SOURCE DATA —
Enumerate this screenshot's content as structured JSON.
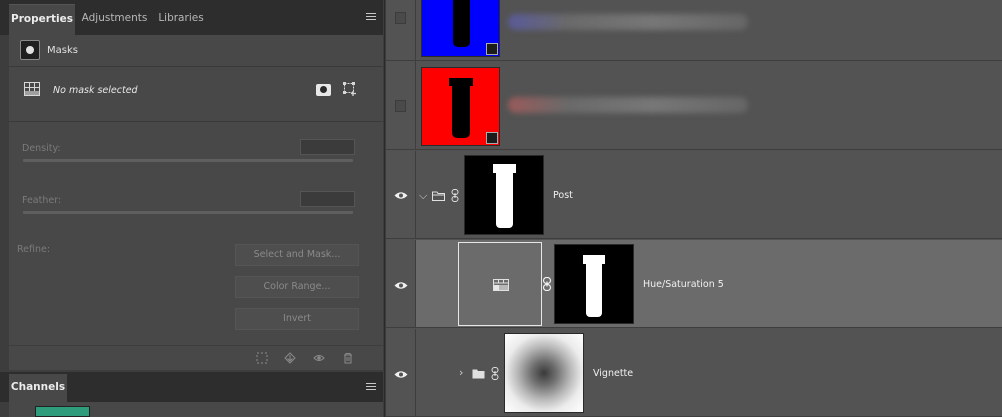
{
  "properties_panel": {
    "tabs": [
      {
        "label": "Properties",
        "active": true
      },
      {
        "label": "Adjustments",
        "active": false
      },
      {
        "label": "Libraries",
        "active": false
      }
    ],
    "section_title": "Masks",
    "mask_status": "No mask selected",
    "density_label": "Density:",
    "feather_label": "Feather:",
    "refine_label": "Refine:",
    "buttons": {
      "select_and_mask": "Select and Mask...",
      "color_range": "Color Range...",
      "invert": "Invert"
    },
    "footer_icons": [
      "load-selection-icon",
      "apply-mask-icon",
      "visibility-icon",
      "trash-icon"
    ]
  },
  "channels_panel": {
    "tab_label": "Channels"
  },
  "layers_panel": {
    "layers": [
      {
        "name": "",
        "visible": false,
        "thumbnail_color": "#0000ff",
        "name_blurred": true
      },
      {
        "name": "",
        "visible": false,
        "thumbnail_color": "#ff0000",
        "name_blurred": true
      },
      {
        "name": "Post",
        "visible": true,
        "type": "group",
        "expanded": true
      },
      {
        "name": "Hue/Saturation 5",
        "visible": true,
        "type": "adjustment",
        "selected": true
      },
      {
        "name": "Vignette",
        "visible": true,
        "type": "group",
        "expanded": false
      }
    ]
  },
  "colors": {
    "panel_bg": "#484848",
    "selected_row": "#6b6b6b",
    "blue_fill": "#0000ff",
    "red_fill": "#ff0000",
    "channels_thumb": "#2f9c7c"
  }
}
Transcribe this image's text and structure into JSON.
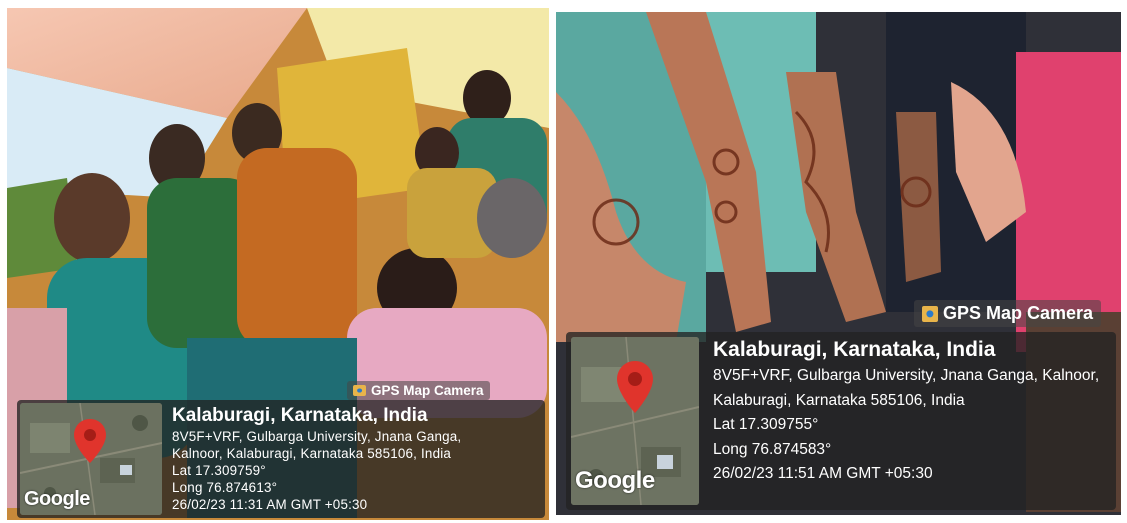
{
  "photos": [
    {
      "camera_label": "GPS Map Camera",
      "location_title": "Kalaburagi, Karnataka, India",
      "address_line1": "8V5F+VRF, Gulbarga University, Jnana Ganga,",
      "address_line2": "Kalnoor, Kalaburagi, Karnataka 585106, India",
      "latitude": "Lat 17.309759°",
      "longitude": "Long 76.874613°",
      "datetime": "26/02/23 11:31 AM GMT +05:30",
      "map_logo": "Google"
    },
    {
      "camera_label": "GPS Map Camera",
      "location_title": "Kalaburagi, Karnataka, India",
      "address_line1": "8V5F+VRF, Gulbarga University, Jnana Ganga, Kalnoor,",
      "address_line2": "Kalaburagi, Karnataka 585106, India",
      "latitude": "Lat 17.309755°",
      "longitude": "Long 76.874583°",
      "datetime": "26/02/23 11:51 AM GMT +05:30",
      "map_logo": "Google"
    }
  ],
  "colors": {
    "pin": "#e0342c",
    "overlay": "#232323",
    "camera_icon": "#e8b44a"
  },
  "icons": {
    "camera": "gps-map-camera-icon",
    "pin": "map-pin-icon"
  }
}
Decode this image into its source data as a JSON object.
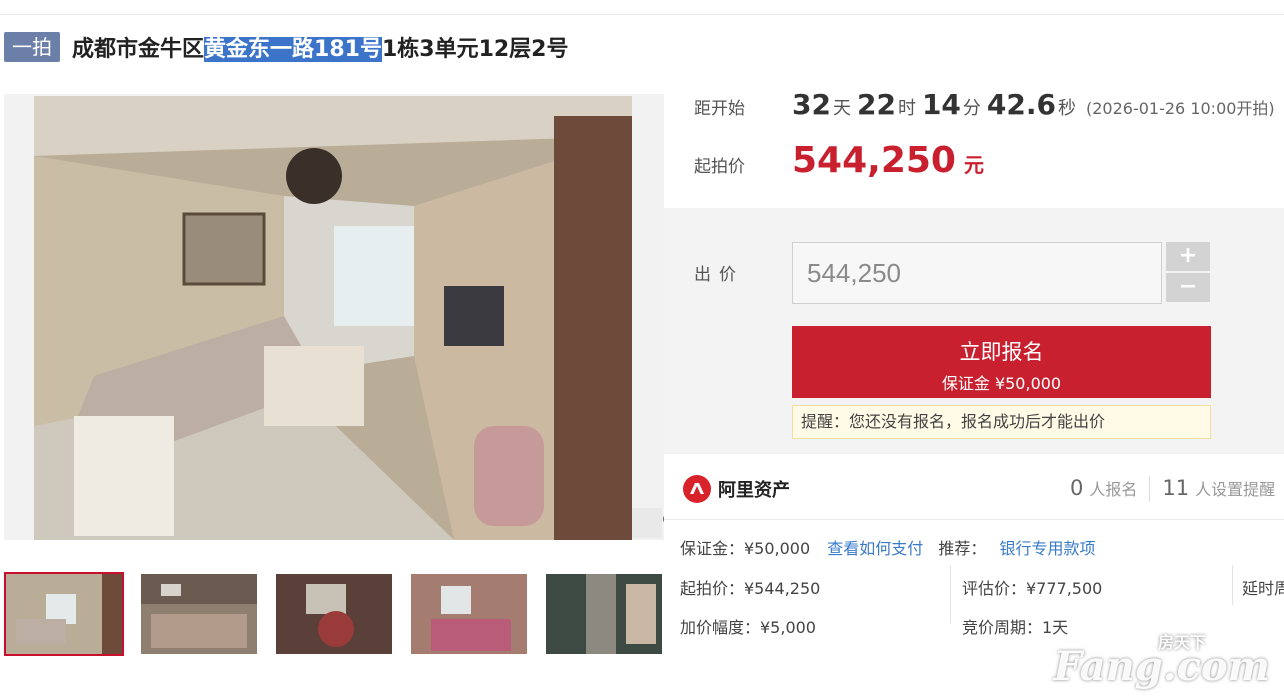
{
  "title": {
    "round_tag": "一拍",
    "prefix": "成都市金牛区",
    "highlight": "黄金东一路181号",
    "suffix": "1栋3单元12层2号"
  },
  "countdown": {
    "label": "距开始",
    "days": "32",
    "days_unit": "天",
    "hours": "22",
    "hours_unit": "时",
    "minutes": "14",
    "minutes_unit": "分",
    "seconds": "42.6",
    "seconds_unit": "秒",
    "start_note": "(2026-01-26 10:00开拍)"
  },
  "start_price": {
    "label": "起拍价",
    "value": "544,250",
    "unit": "元"
  },
  "bid": {
    "label": "出价",
    "input_value": "544,250",
    "plus": "+",
    "minus": "−",
    "signup_label": "立即报名",
    "deposit_label": "保证金 ¥50,000",
    "notice": "提醒：您还没有报名，报名成功后才能出价"
  },
  "brand": {
    "name": "阿里资产"
  },
  "stats": {
    "registered_count": "0",
    "registered_label": "人报名",
    "reminder_count": "11",
    "reminder_label": "人设置提醒"
  },
  "info": {
    "deposit": "保证金：¥50,000",
    "how_to_pay_link": "查看如何支付",
    "recommend_label": "推荐：",
    "recommend_link": "银行专用款项",
    "start_price": "起拍价：¥544,250",
    "appraisal": "评估价：¥777,500",
    "delay": "延时周期",
    "increment": "加价幅度：¥5,000",
    "cycle": "竞价周期：1天"
  },
  "watermark": {
    "text": "Fang.com",
    "sub": "房天下"
  },
  "colors": {
    "accent_red": "#c8202f",
    "link_blue": "#3a7bc8",
    "tag_bg": "#6b7fa8"
  }
}
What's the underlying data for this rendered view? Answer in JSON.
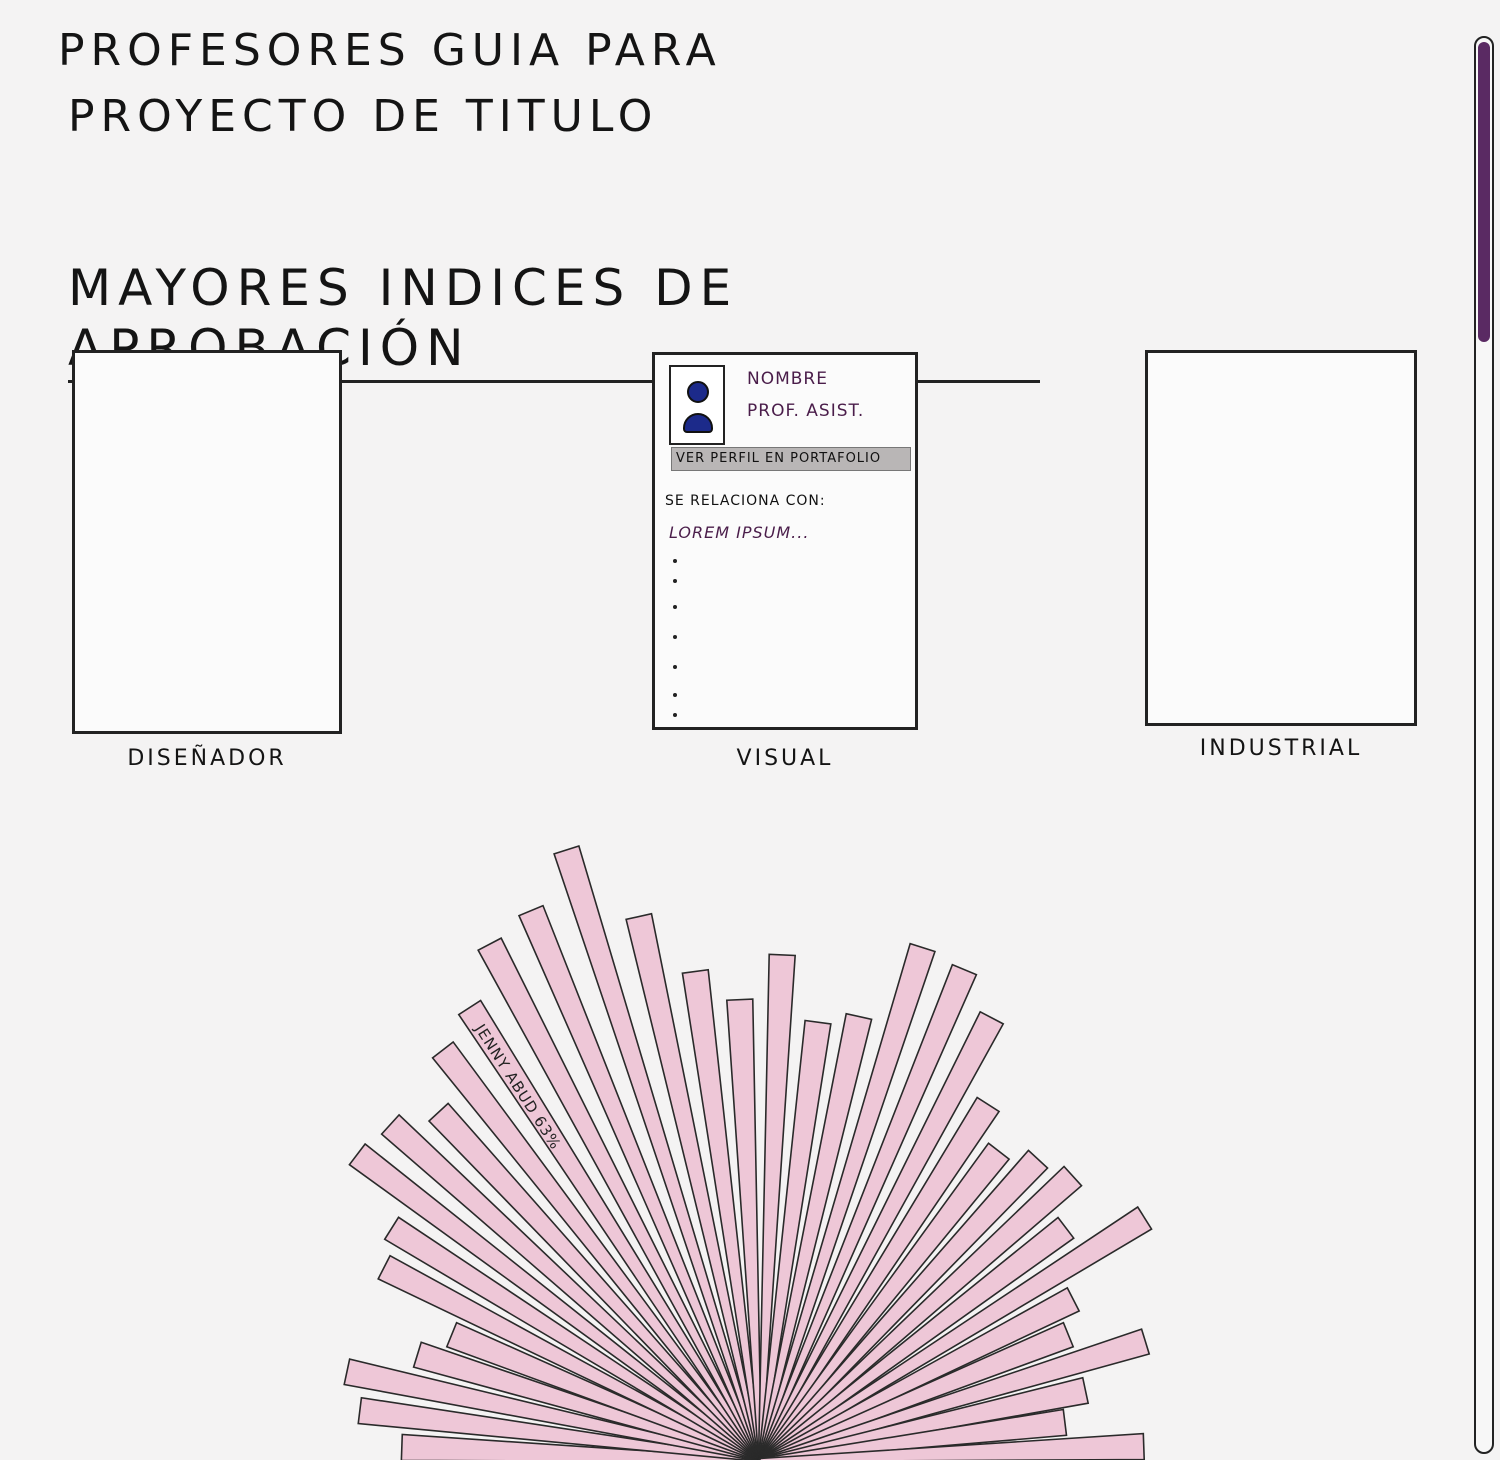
{
  "header": {
    "title_line1": "PROFESORES GUIA PARA",
    "title_line2": "PROYECTO DE TITULO"
  },
  "section": {
    "heading": "MAYORES INDICES DE APROBACIÓN"
  },
  "cards": [
    {
      "label": "DISEÑADOR"
    },
    {
      "label": "VISUAL",
      "name": "NOMBRE",
      "role": "PROF. ASIST.",
      "portfolio_link": "VER PERFIL EN PORTAFOLIO",
      "relates_label": "SE RELACIONA CON:",
      "relates_item": "LOREM IPSUM..."
    },
    {
      "label": "INDUSTRIAL"
    }
  ],
  "chart_data": {
    "type": "bar",
    "layout": "radial-fan",
    "annotation": "JENNY ABUD 63%",
    "bar_color": "#eec7d7",
    "values": [
      0.56,
      0.63,
      0.66,
      0.56,
      0.52,
      0.66,
      0.68,
      0.79,
      0.78,
      0.74,
      0.81,
      0.84,
      0.91,
      0.93,
      1.0,
      0.87,
      0.77,
      0.72,
      0.79,
      0.69,
      0.71,
      0.84,
      0.83,
      0.78,
      0.66,
      0.61,
      0.64,
      0.66,
      0.6,
      0.71,
      0.55,
      0.52,
      0.63,
      0.52,
      0.48,
      0.6
    ]
  },
  "scrollbar": {
    "thumb_color": "#5a2a63"
  }
}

SHORT TASK —
Copy each line above where the string "JSON" occurs.

TASK RESPONSE —
Enumerate this screenshot's content as structured JSON.
Transcribe this image's text and structure into JSON.
Decode this image into its source data as a JSON object.
What's the underlying data for this rendered view? Answer in JSON.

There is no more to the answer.